→ Problem to work on
Look at the entries below and reproduce them exactly.

******

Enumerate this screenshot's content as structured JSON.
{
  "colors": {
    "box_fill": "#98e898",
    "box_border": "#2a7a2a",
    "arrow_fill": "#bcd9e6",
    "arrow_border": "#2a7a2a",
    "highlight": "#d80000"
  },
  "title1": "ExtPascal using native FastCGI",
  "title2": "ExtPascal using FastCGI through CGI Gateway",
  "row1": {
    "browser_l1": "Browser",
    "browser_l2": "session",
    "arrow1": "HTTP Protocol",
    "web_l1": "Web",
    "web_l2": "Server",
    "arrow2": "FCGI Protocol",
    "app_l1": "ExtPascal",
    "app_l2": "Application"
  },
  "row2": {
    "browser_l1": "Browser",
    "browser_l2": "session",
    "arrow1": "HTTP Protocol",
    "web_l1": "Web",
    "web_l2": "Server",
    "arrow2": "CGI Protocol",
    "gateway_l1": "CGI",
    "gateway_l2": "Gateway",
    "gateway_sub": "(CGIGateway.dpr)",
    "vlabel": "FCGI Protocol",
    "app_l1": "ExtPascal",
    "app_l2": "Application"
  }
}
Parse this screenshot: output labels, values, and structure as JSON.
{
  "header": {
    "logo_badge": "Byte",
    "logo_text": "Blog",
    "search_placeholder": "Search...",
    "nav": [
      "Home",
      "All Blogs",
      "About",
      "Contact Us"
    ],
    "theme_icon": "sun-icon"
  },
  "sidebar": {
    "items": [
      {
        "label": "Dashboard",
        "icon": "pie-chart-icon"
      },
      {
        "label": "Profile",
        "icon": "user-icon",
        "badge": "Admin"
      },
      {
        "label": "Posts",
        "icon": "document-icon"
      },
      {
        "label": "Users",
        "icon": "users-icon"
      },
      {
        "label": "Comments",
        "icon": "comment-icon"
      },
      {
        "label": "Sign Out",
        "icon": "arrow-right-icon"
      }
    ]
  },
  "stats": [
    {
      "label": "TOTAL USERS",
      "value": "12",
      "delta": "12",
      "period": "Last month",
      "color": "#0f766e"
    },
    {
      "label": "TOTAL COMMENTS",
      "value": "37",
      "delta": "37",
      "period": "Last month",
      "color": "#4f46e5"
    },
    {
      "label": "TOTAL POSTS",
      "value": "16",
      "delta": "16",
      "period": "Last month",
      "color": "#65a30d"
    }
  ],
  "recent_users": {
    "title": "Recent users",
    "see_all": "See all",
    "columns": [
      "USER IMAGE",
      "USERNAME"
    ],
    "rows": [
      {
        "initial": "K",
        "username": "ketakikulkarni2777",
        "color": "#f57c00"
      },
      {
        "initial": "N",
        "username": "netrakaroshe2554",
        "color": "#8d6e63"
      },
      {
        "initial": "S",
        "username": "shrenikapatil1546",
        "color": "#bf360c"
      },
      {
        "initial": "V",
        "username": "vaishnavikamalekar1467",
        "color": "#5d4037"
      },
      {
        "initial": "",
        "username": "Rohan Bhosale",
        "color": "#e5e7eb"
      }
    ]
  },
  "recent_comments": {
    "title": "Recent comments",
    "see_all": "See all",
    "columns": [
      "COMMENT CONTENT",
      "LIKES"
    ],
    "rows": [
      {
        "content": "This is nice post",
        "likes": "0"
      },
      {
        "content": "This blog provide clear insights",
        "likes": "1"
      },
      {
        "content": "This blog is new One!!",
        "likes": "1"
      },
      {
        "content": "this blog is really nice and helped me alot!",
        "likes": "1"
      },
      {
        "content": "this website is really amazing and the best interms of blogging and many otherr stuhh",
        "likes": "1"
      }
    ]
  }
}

******

→ Exercise answer
Enumerate this screenshot's content as structured JSON.
{
  "colors": {
    "box_fill": "#98e898",
    "box_border": "#2a7a2a",
    "arrow_fill": "#bcd9e6",
    "arrow_border": "#2a7a2a",
    "highlight": "#d80000"
  },
  "title1": "ExtPascal using native FastCGI",
  "title2": "ExtPascal using FastCGI through CGI Gateway",
  "row1": {
    "browser_l1": "Browser",
    "browser_l2": "session",
    "arrow1": "HTTP Protocol",
    "web_l1": "Web",
    "web_l2": "Server",
    "arrow2": "FCGI Protocol",
    "app_l1": "ExtPascal",
    "app_l2": "Application"
  },
  "row2": {
    "browser_l1": "Browser",
    "browser_l2": "session",
    "arrow1": "HTTP Protocol",
    "web_l1": "Web",
    "web_l2": "Server",
    "arrow2": "CGI Protocol",
    "gateway_l1": "CGI",
    "gateway_l2": "Gateway",
    "gateway_sub": "(CGIGateway.dpr)",
    "vlabel": "FCGI Protocol",
    "app_l1": "ExtPascal",
    "app_l2": "Application"
  }
}
Parse this screenshot: output labels, values, and structure as JSON.
{
  "header": {
    "logo_badge": "Byte",
    "logo_text": "Blog",
    "search_placeholder": "Search...",
    "nav": [
      "Home",
      "All Blogs",
      "About",
      "Contact Us"
    ],
    "theme_icon": "sun-icon"
  },
  "sidebar": {
    "items": [
      {
        "label": "Dashboard",
        "icon": "pie-chart-icon"
      },
      {
        "label": "Profile",
        "icon": "user-icon",
        "badge": "Admin"
      },
      {
        "label": "Posts",
        "icon": "document-icon"
      },
      {
        "label": "Users",
        "icon": "users-icon"
      },
      {
        "label": "Comments",
        "icon": "comment-icon"
      },
      {
        "label": "Sign Out",
        "icon": "arrow-right-icon"
      }
    ]
  },
  "stats": [
    {
      "label": "TOTAL USERS",
      "value": "12",
      "delta": "12",
      "period": "Last month",
      "color": "#0f766e"
    },
    {
      "label": "TOTAL COMMENTS",
      "value": "37",
      "delta": "37",
      "period": "Last month",
      "color": "#4f46e5"
    },
    {
      "label": "TOTAL POSTS",
      "value": "16",
      "delta": "16",
      "period": "Last month",
      "color": "#65a30d"
    }
  ],
  "recent_users": {
    "title": "Recent users",
    "see_all": "See all",
    "columns": [
      "USER IMAGE",
      "USERNAME"
    ],
    "rows": [
      {
        "initial": "K",
        "username": "ketakikulkarni2777",
        "color": "#f57c00"
      },
      {
        "initial": "N",
        "username": "netrakaroshe2554",
        "color": "#8d6e63"
      },
      {
        "initial": "S",
        "username": "shrenikapatil1546",
        "color": "#bf360c"
      },
      {
        "initial": "V",
        "username": "vaishnavikamalekar1467",
        "color": "#5d4037"
      },
      {
        "initial": "",
        "username": "Rohan Bhosale",
        "color": "#e5e7eb"
      }
    ]
  },
  "recent_comments": {
    "title": "Recent comments",
    "see_all": "See all",
    "columns": [
      "COMMENT CONTENT",
      "LIKES"
    ],
    "rows": [
      {
        "content": "This is nice post",
        "likes": "0"
      },
      {
        "content": "This blog provide clear insights",
        "likes": "1"
      },
      {
        "content": "This blog is new One!!",
        "likes": "1"
      },
      {
        "content": "this blog is really nice and helped me alot!",
        "likes": "1"
      },
      {
        "content": "this website is really amazing and the best interms of blogging and many otherr stuhh",
        "likes": "1"
      }
    ]
  }
}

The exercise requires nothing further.